Passage given ▸

The question is not clear, but maybe you'll find the following useful.
For $t > 0$ fixed, let $E_k$, for $k=1,\ldots,n$, denote the event of $0$ events in the time interval $I_k = [\frac{{(k - 1)t}}{n},\frac{{kt}}{n}]$. Since $I_k$ has length $t/n$, $ {\rm P}(E_k^c) = \lambda \frac{{ t}}{n} + o\bigg(\frac{1}{n}\bigg) \;\; {\rm as} \;\; n \to \infty. $ Hence $ {\rm P}(E_k) = 1 - \lambda \frac{{ t}}{n} + o\bigg(\frac{1}{n}\bigg) \;\; {\rm as} \;\; n \to \infty. $ Now, by independence, the probability $p_t$ of $0$ events in the time interval $[0,t]$ is given by $ p_t = {\rm P}(E_1 ) \cdots {\rm P}(E_n ) = \bigg(1 - \frac{{\lambda t}}{n} + o\bigg(\frac{1}{n}\bigg)\bigg)^n . $ Letting $n \to \infty$, this gives $ p_t = e^{ - \lambda t} . $ This probability corresponds to ${\rm P}(X > t)$, where $X$ is exponential with parameter $\lambda$.
EDIT: Note that $n o(1/n) \to 0$ as $n \to \infty$. Using this, it indeed follows that $ \bigg(1 - \frac{{\lambda t}}{n} + o\bigg(\frac{1}{n}\bigg)\bigg)^n \to e^{ - \lambda t} . $

Brief A ▸ Copy the listing exactly, from its first line through the line containing "cart-count-badge: 0 [690, 20, 718, 48]", including both of those lines.
The answer above and the listing below are unrelated material.

Material for this exercise ▸

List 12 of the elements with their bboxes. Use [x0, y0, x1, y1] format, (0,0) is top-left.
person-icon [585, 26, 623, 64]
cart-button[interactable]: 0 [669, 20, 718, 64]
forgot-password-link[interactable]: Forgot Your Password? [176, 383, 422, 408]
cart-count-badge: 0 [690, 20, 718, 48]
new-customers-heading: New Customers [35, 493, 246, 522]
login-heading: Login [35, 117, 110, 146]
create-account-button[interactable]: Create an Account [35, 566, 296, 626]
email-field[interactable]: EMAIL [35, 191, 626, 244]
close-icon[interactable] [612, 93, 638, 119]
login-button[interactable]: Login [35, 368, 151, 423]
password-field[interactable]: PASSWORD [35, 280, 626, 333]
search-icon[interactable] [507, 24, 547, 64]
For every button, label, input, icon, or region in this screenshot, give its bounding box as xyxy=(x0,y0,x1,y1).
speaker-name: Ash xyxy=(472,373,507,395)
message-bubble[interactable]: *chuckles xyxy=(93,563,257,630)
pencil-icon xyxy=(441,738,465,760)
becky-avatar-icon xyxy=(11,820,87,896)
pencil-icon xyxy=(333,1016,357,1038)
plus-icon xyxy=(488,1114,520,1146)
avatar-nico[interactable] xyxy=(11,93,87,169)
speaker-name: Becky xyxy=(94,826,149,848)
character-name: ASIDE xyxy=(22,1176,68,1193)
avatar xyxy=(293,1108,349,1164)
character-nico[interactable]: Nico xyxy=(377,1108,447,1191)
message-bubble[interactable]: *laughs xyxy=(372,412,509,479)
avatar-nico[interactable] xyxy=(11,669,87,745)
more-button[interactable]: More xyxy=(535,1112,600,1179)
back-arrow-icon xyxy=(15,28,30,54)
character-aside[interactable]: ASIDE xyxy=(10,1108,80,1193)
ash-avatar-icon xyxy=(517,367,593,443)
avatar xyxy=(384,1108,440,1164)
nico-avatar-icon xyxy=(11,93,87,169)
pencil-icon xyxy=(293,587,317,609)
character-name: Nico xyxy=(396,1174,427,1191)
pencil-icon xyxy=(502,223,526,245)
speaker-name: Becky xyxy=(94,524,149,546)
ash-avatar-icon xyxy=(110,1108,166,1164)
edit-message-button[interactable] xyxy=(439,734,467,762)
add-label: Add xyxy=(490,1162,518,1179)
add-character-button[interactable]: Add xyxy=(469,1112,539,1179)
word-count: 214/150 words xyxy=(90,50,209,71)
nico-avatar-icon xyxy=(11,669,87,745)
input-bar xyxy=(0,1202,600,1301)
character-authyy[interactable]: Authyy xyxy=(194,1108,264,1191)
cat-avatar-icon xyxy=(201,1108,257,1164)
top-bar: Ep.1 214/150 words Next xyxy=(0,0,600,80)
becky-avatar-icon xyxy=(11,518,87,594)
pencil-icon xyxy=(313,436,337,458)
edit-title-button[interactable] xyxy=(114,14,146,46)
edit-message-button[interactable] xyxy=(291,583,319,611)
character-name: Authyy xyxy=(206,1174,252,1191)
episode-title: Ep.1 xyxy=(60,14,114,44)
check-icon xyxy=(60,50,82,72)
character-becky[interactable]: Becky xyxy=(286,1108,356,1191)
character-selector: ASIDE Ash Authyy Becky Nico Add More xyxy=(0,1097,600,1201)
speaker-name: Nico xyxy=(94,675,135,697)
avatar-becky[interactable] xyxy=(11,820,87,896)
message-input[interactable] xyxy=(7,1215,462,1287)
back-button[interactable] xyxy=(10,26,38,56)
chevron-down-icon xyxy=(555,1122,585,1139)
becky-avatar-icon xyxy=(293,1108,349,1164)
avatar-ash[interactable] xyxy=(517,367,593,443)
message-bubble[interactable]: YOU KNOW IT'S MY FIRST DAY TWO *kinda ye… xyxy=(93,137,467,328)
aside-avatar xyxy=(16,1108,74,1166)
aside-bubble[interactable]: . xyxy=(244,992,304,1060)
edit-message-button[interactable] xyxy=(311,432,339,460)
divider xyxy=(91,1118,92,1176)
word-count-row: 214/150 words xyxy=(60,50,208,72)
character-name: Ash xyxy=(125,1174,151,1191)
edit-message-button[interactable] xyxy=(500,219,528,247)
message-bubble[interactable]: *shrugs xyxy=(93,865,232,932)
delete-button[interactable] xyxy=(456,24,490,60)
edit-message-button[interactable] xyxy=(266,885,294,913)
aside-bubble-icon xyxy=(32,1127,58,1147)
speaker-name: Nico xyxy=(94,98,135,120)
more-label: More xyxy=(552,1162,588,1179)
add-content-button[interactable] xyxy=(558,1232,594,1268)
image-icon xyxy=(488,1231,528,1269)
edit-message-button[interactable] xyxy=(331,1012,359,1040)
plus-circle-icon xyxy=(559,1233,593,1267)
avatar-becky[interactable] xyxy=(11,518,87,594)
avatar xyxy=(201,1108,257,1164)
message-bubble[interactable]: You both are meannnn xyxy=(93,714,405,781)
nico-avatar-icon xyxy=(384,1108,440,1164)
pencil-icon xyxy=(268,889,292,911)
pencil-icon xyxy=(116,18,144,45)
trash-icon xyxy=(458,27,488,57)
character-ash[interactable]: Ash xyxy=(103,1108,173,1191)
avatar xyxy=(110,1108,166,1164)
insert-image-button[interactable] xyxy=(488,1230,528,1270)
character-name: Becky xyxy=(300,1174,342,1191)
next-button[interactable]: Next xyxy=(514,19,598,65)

Brief B ▸
Answer these questions from the answer on zero events in a time interval:
(i) What length does the interval I_k have?
(ii) According to the edit, what does n·o(1/n) tend to as n → ∞?
(iii) Which probability does p_t correspond to?

Task answer A ▸
List 12 of the elements with their bboxes. Use [x0, y0, x1, y1] format, (0,0) is top-left.
person-icon [585, 26, 623, 64]
cart-button[interactable]: 0 [669, 20, 718, 64]
forgot-password-link[interactable]: Forgot Your Password? [176, 383, 422, 408]
cart-count-badge: 0 [690, 20, 718, 48]

Task answer B ▸
(i) t/n
(ii) 0
(iii) P(X > t), where X is exponential with parameter λ